**What is expected**
Select the lines of the records containing the word "that" and list them.

■ ■ ■

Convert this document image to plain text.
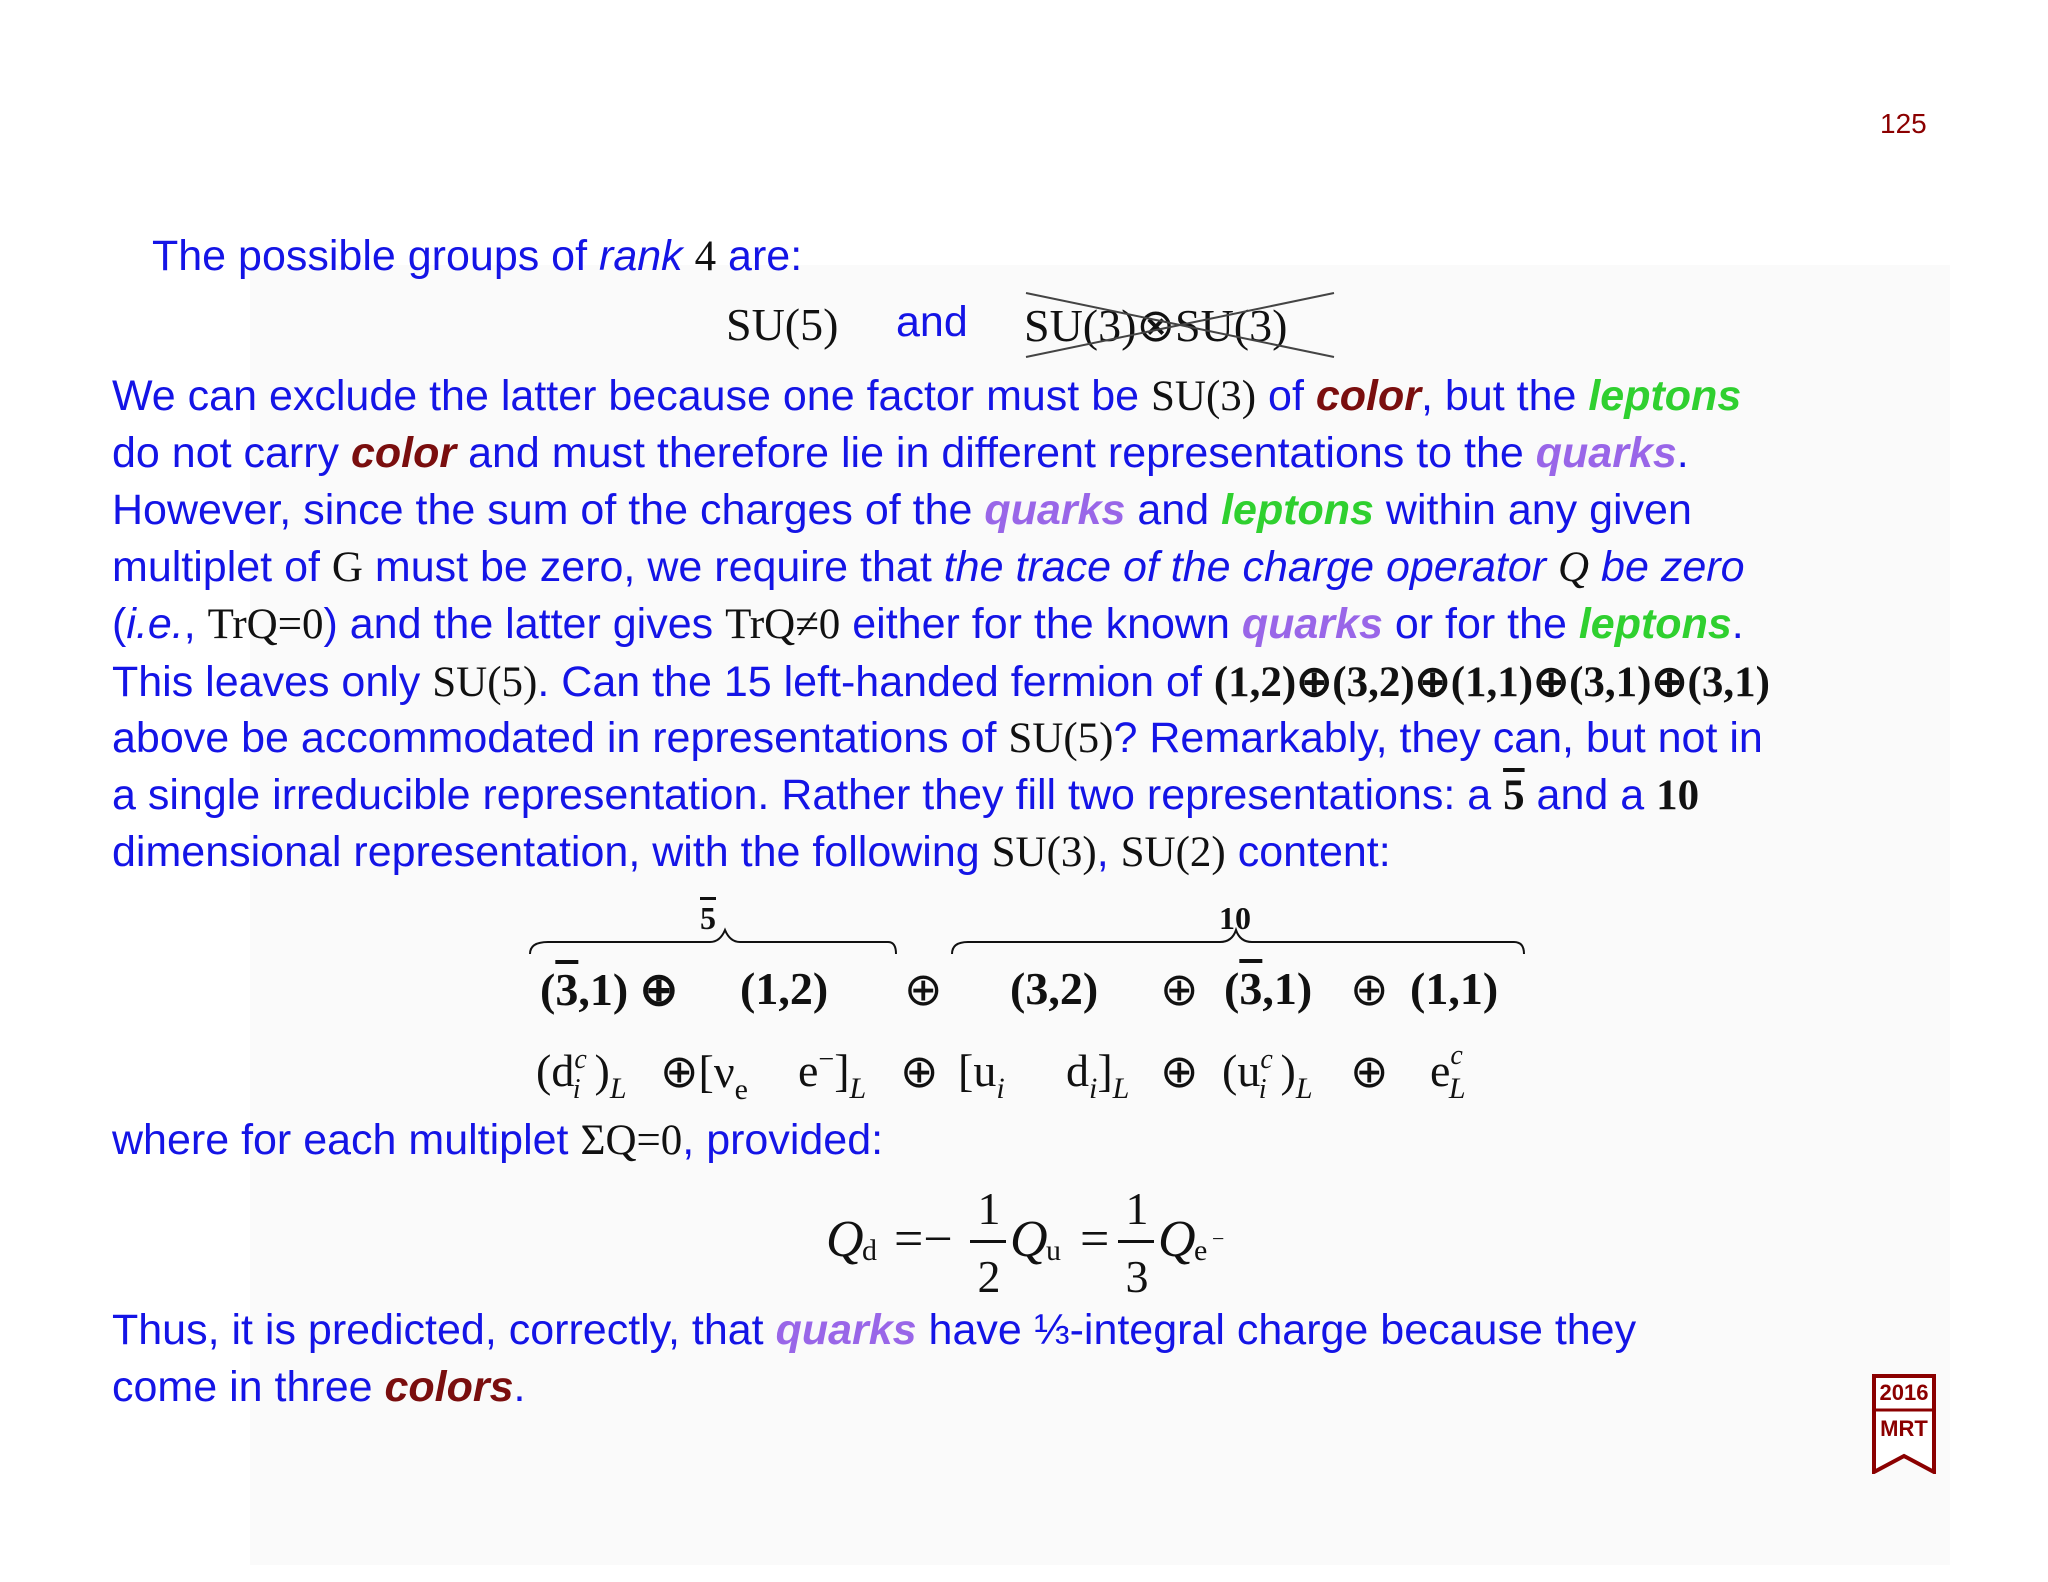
125
The possible groups of rank 4 are:
SU(5) and SU(3)⊗SU(3)
We can exclude the latter because one factor must be SU(3) of color, but the leptons
do not carry color and must therefore lie in different representations to the quarks.
However, since the sum of the charges of the quarks and leptons within any given
multiplet of G must be zero, we require that the trace of the charge operator Q be zero
(i.e., TrQ=0) and the latter gives TrQ≠0 either for the known quarks or for the leptons.
This leaves only SU(5). Can the 15 left-handed fermion of (1,2)⊕(3,2)⊕(1,1)⊕(3,1)⊕(3,1)
above be accommodated in representations of SU(5)? Remarkably, they can, but not in
a single irreducible representation. Rather they fill two representations: a 5 and a 10
dimensional representation, with the following SU(3), SU(2) content:
5	10
(3,1) ⊕ (1,2) ⊕ (3,2) ⊕ (3,1) ⊕ (1,1)
($d^c_i$ )$_L$ $\oplus[\nu_e$ $e^-]_L$ ⊕ [$u_i$ $d_i]_L$ ⊕ ($u^c_i$ )$_L$ ⊕ $e^c_L$
where for each multiplet ΣQ=0, provided:
Q
d =−
1
2
Q
u =
1
3
Q
e −
Thus, it is predicted, correctly, that quarks have ⅓-integral charge because they
come in three colors.	2016
MRT
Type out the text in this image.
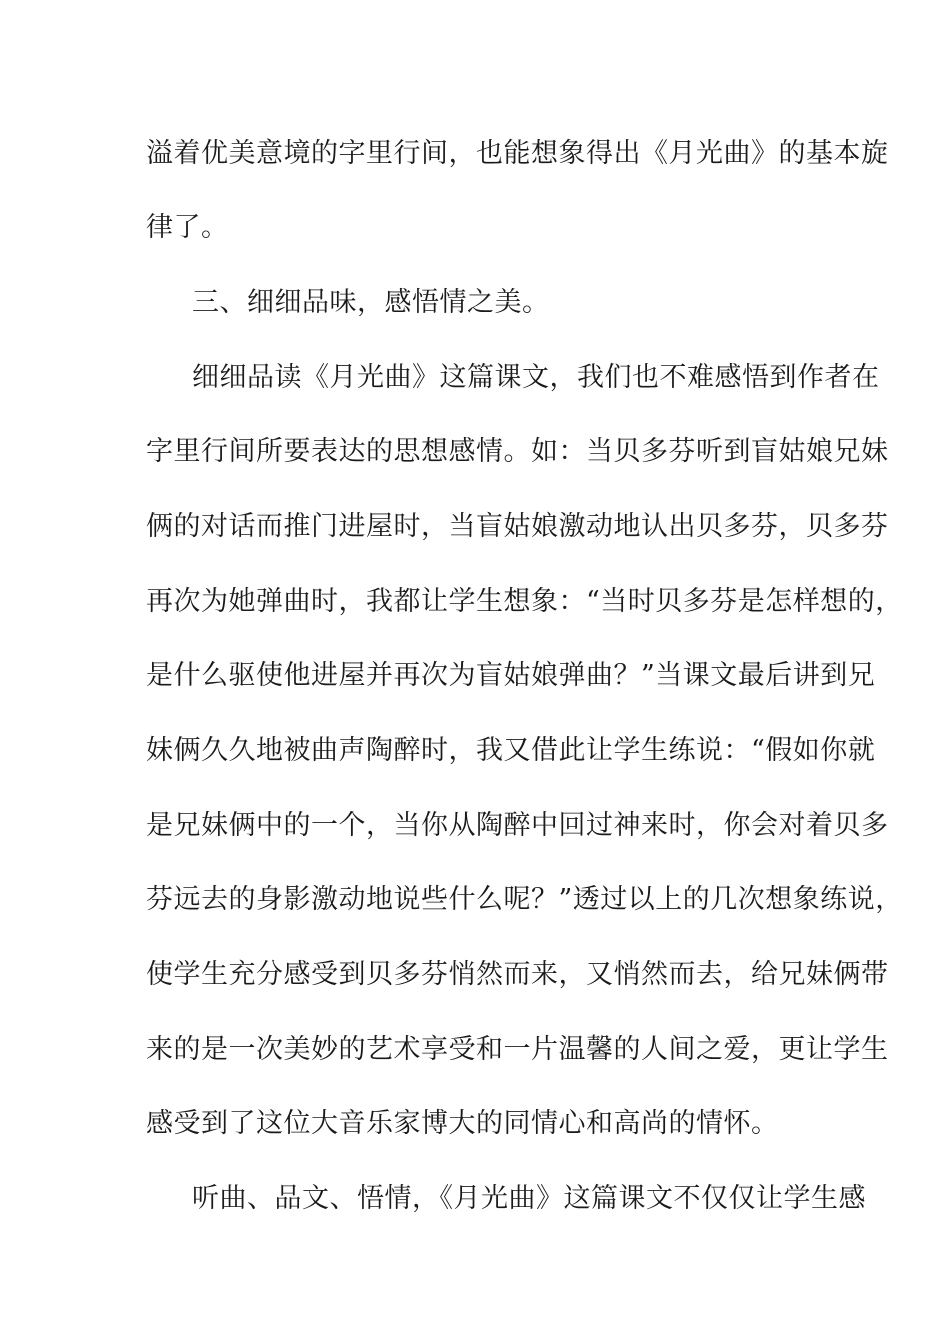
溢着优美意境的字里行间，也能想象得出《月光曲》的基本旋
律了。
三、细细品味，感悟情之美。
细细品读《月光曲》这篇课文，我们也不难感悟到作者在
字里行间所要表达的思想感情。如：当贝多芬听到盲姑娘兄妹
俩的对话而推门进屋时，当盲姑娘激动地认出贝多芬，贝多芬
再次为她弹曲时，我都让学生想象：“当时贝多芬是怎样想的，
是什么驱使他进屋并再次为盲姑娘弹曲？”当课文最后讲到兄
妹俩久久地被曲声陶醉时，我又借此让学生练说：“假如你就
是兄妹俩中的一个，当你从陶醉中回过神来时，你会对着贝多
芬远去的身影激动地说些什么呢？”透过以上的几次想象练说，
使学生充分感受到贝多芬悄然而来，又悄然而去，给兄妹俩带
来的是一次美妙的艺术享受和一片温馨的人间之爱，更让学生
感受到了这位大音乐家博大的同情心和高尚的情怀。
听曲、品文、悟情，《月光曲》这篇课文不仅仅让学生感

■ ■ ■

**The answer**
multiplet of G must be zero, we require that the trace of the charge operator Q be zero
Thus, it is predicted, correctly, that quarks have ⅓-integral charge because they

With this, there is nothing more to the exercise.